* begin Source *
The third option, of course, is to retain the client-server factoring without attempting to minimize either component. This is often a mistake, for reasons mentioned above. However, in some particular cases it is reasonable. If the complexity in the application is naturally split between client and server, in a way that doesn't allow either to be easily minimized, then a split design is natural. For instance, a complex multiplayer game may act like this: the necessity to manage substantial state on the server, while also rendering a complex UI on the client, makes it a natural fit for a two-part design. Alternatively, for a very large application with many developers working on it, maintaining a line between client and server may be a low-cost decision given the complex factoring that any such project must already incorporate.[^5]
To sum up: a hypermedia design is a sensible decision when application complexity is weighted toward the server, and when the facilities of the available hypermedia client are capable of rendering a UI sufficient to the task. This is the case for large numbers of web apps in practice, and many web apps that are currently written as thick clients, with heavy use of Javascript frameworks and data APIs between client and server, might be able to use a hypermedia design instead and see gains in terms of overall complexity.[^6]
## Appendices
### Appendix I: the glue logic associated with an interface
One concrete manifestation of the difficulties associated with the factoring problem is the amount of work required to translate application data across domains and representations.
An ordinary Web app will have application data stored on the server in some persistent form — usually, in a database of some kind — and presents that data to the user in the form of a browser DOM (either rendered from HTML provided by the server, or by DOM API calls from client Javascript). Aside from any application logic, code is required to read that data from its stored form and translate it into the form that the user sees. (There is also usually an intermediate form, which is that used for in-memory representation within the server application.)
* end Source *
- _Short exercise A_
Translate this sentence from the passage on hypermedia design into Spanish: "One concrete manifestation of the difficulties associated with the factoring problem is the amount of work required to translate application data across domains and representations."
- _Short exercise B_
According to the passage on hypermedia design, what forms does application data take in an ordinary Web app? List every one.
- _Short exercise C_
Pick up the passage on hypermedia design right after its final sentence and continue it.
* begin Record extracts *
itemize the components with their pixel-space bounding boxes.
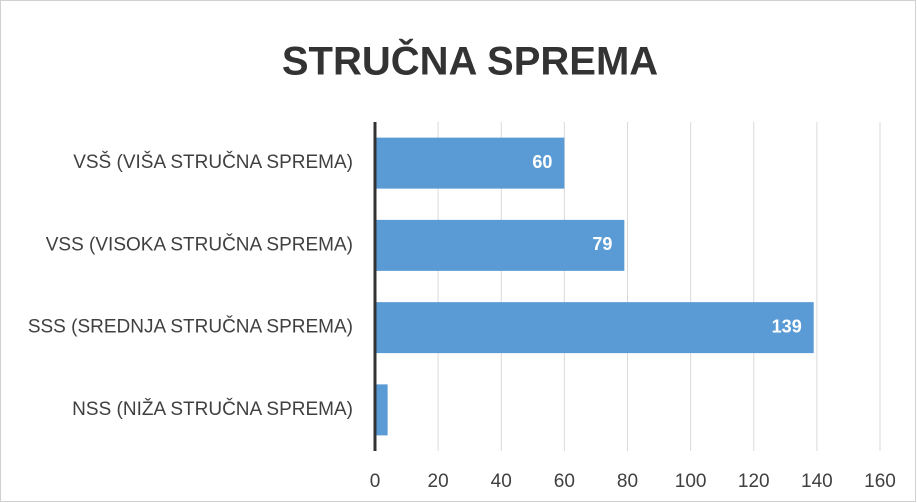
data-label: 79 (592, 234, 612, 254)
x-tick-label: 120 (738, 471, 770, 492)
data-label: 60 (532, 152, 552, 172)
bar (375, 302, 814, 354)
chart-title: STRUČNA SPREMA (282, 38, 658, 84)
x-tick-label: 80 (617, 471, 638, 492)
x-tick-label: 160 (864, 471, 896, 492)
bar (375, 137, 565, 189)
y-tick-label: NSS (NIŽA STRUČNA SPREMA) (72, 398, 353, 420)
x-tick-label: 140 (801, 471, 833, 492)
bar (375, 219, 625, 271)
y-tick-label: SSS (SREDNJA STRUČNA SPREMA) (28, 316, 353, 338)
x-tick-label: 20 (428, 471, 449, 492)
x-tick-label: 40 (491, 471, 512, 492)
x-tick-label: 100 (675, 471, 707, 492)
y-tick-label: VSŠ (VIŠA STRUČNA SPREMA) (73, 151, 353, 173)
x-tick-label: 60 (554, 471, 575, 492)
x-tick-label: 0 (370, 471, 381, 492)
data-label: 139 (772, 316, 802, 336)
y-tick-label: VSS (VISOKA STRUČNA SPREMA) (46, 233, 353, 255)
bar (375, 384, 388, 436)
* end Record extracts *
* begin Record extracts *
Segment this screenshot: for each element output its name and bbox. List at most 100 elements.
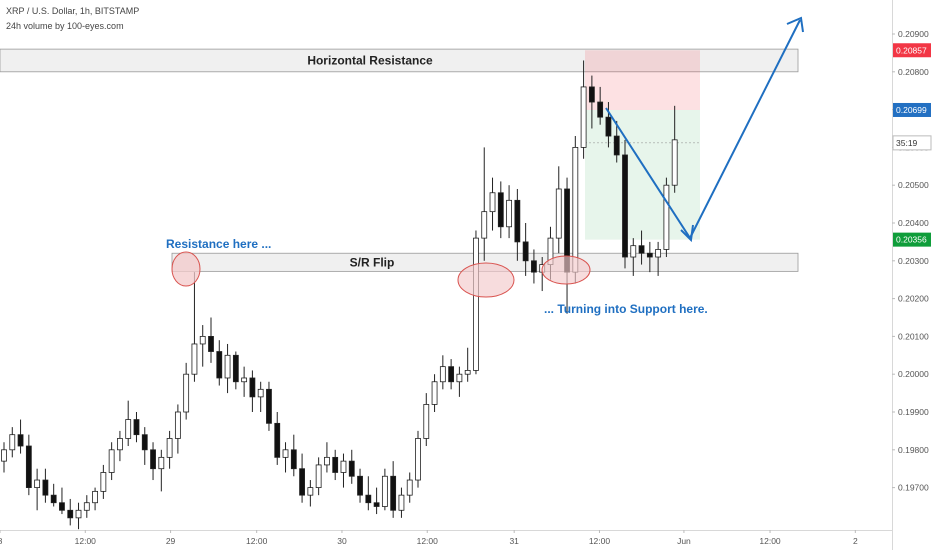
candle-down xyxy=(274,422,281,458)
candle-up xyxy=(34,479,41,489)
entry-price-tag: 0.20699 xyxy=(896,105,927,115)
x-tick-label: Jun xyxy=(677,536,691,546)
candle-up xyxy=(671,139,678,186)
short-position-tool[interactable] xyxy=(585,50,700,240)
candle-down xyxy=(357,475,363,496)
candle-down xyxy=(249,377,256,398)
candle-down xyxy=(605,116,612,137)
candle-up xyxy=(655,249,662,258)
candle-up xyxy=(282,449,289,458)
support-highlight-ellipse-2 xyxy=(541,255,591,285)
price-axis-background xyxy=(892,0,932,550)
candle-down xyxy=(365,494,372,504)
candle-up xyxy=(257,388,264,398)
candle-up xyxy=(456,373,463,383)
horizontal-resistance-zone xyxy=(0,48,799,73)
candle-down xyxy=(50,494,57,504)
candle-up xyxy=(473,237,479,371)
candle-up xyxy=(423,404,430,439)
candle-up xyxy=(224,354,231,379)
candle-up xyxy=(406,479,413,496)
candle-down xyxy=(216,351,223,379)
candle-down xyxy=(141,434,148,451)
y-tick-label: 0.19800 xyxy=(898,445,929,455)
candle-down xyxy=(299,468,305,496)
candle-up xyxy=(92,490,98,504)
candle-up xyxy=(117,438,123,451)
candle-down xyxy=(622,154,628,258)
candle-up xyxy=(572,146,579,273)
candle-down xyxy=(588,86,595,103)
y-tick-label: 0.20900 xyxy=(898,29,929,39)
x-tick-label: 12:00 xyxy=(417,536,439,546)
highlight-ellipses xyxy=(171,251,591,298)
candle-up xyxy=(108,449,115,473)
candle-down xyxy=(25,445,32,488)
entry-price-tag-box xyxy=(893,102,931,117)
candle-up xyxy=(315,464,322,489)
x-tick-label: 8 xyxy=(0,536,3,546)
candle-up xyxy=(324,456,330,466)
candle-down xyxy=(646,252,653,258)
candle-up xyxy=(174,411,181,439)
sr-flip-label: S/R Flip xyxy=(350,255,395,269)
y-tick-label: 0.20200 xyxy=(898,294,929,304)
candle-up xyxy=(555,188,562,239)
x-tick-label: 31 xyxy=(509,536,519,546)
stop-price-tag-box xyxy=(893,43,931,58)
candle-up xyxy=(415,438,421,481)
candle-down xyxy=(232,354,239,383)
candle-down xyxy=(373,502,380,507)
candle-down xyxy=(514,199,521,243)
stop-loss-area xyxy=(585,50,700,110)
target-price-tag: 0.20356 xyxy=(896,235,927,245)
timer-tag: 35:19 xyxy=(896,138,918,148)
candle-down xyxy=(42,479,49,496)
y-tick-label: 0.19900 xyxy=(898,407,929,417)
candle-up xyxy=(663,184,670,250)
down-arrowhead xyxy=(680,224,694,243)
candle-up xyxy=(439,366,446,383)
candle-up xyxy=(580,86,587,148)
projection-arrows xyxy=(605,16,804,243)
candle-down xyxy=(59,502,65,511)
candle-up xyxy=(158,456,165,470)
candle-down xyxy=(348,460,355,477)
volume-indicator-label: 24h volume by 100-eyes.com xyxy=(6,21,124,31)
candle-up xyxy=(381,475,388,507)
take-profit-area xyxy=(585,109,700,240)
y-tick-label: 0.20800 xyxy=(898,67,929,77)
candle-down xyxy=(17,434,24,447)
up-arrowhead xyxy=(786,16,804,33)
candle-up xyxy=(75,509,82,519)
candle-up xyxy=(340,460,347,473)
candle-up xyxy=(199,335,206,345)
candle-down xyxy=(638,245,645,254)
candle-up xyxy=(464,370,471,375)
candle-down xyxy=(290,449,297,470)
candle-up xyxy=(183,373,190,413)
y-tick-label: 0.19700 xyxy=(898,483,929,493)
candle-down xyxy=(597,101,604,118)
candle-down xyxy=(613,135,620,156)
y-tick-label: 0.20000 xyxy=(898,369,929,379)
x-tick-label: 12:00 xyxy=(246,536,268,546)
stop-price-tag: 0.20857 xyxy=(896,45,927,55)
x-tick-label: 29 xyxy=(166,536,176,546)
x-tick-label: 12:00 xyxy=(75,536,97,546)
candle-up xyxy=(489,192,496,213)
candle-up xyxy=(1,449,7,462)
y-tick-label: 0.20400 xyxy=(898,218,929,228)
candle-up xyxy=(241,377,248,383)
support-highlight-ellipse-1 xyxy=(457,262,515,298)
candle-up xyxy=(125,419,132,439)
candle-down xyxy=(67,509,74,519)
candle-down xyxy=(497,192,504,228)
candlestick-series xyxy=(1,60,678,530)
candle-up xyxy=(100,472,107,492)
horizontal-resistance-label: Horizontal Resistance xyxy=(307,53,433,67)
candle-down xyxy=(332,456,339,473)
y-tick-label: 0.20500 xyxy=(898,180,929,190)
* end Record extracts *
* begin Record extracts *
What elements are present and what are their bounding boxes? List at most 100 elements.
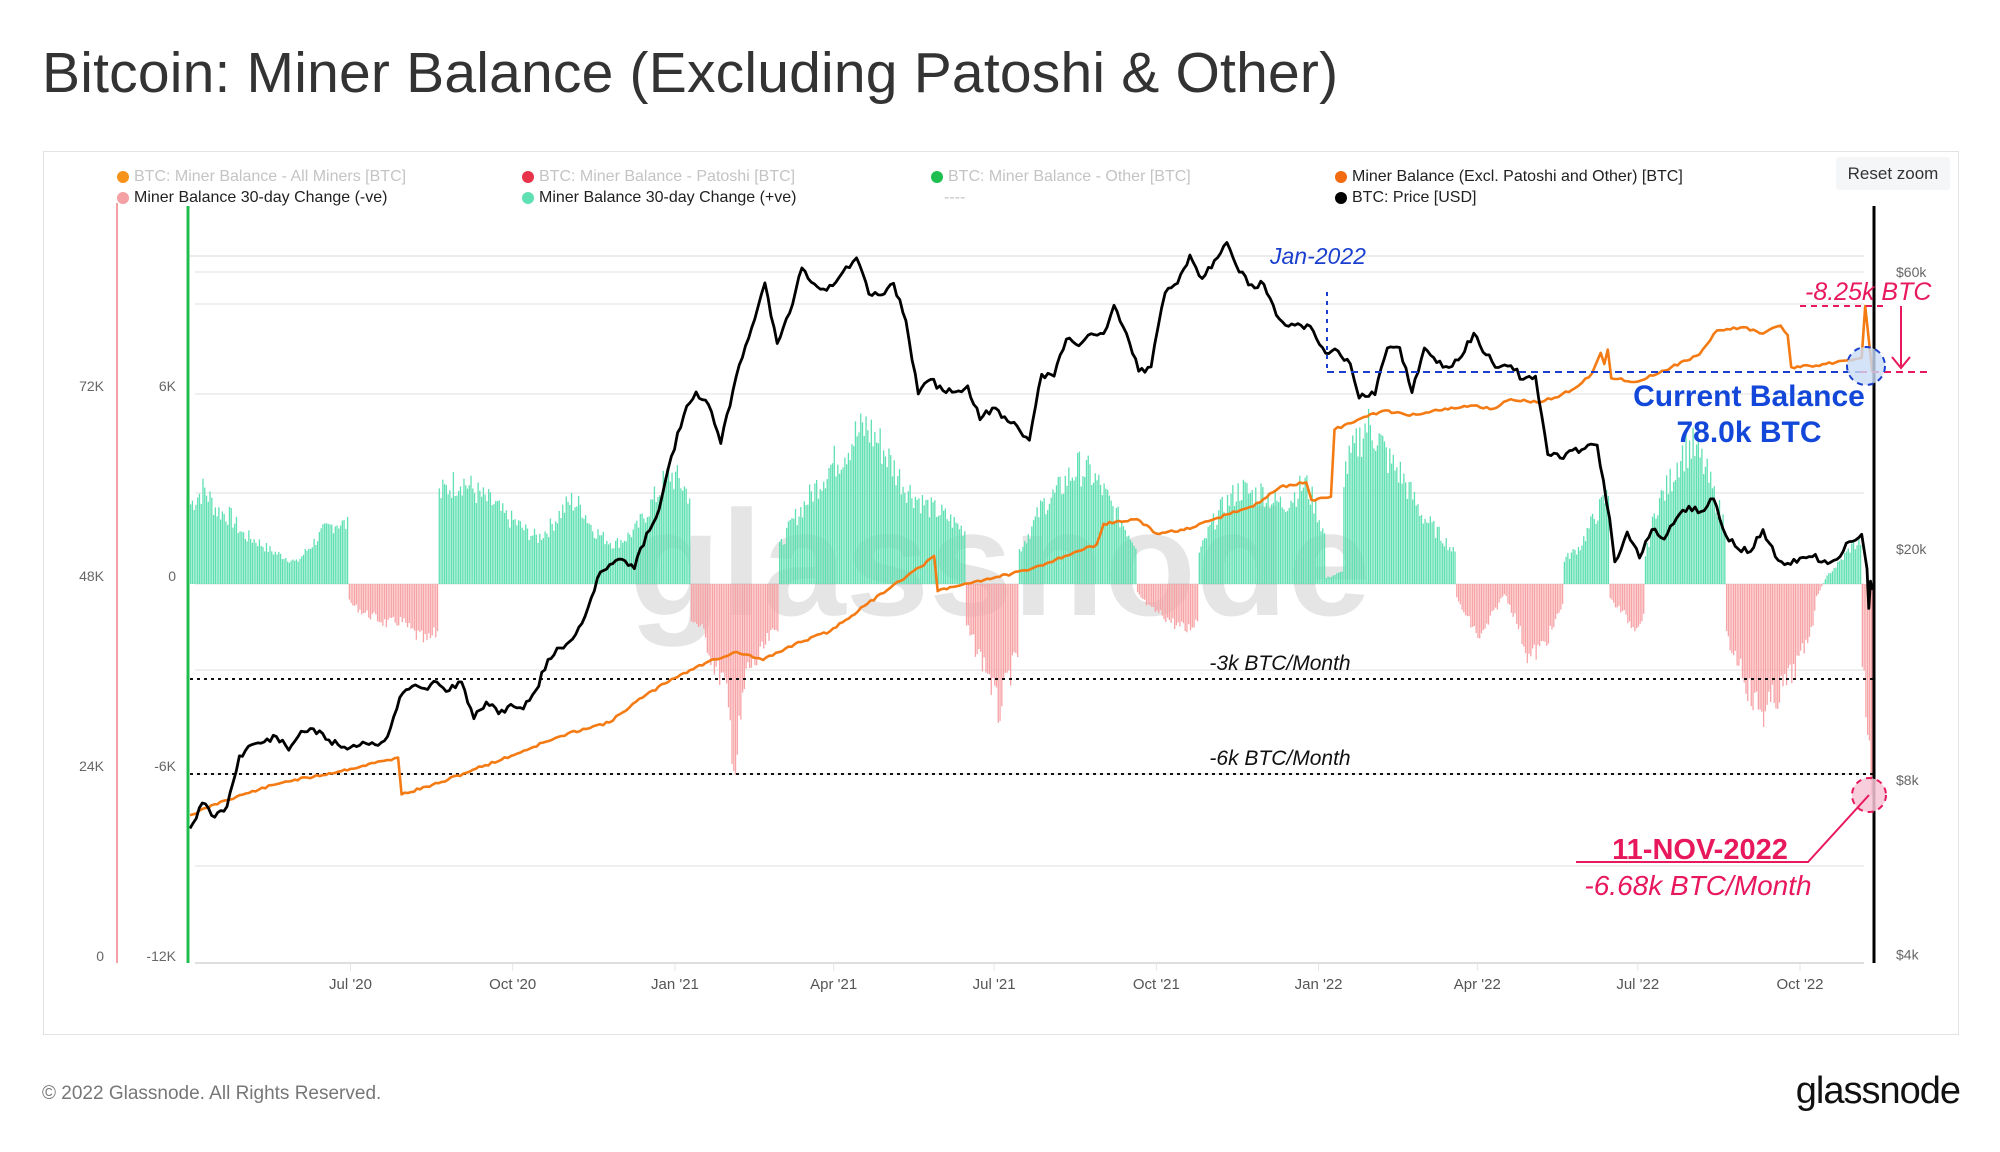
* end Record extracts *
- _Exercise response A_
Una manifestación concreta de las dificultades asociadas con el problema de la factorización es la cantidad de trabajo necesaria para traducir los datos de la aplicación entre dominios y representaciones.

- _Exercise response B_
- A persistent stored form on the server, usually in a database
- An intermediate form used for in-memory representation within the server application
- A browser DOM presented to the user, either rendered from server-provided HTML or built by DOM API calls from client Javascript

- _Exercise response C_
This data translation code (often called "data plumbing" or "glue logic") may amount to a substantial part of the total code required for an application. Thus, one important factor in minimizing the overall complexity of the application is minimizing the amount of translation code required. This can be approached by attempting to automate and genericize translation code, or by minimizing the amount of data translation required.
Adding new interfaces across which data must flow usually amounts to a straightforward and substantial increase in the amount of translation code required. In a hypermedia-style application, the usual data flow goes `database -> server data structures -> HTML`; the HTML is then sent directly over the network and can be rendered by the browser without further effort by the developer. However, in a thick client application, the usual data flow is `database -> server data structures -> JSON -> client data structures -> DOM`. Every one of those interfaces usually means another layer of translation code, which (in the simplest case) must be updated for every new feature added to the application.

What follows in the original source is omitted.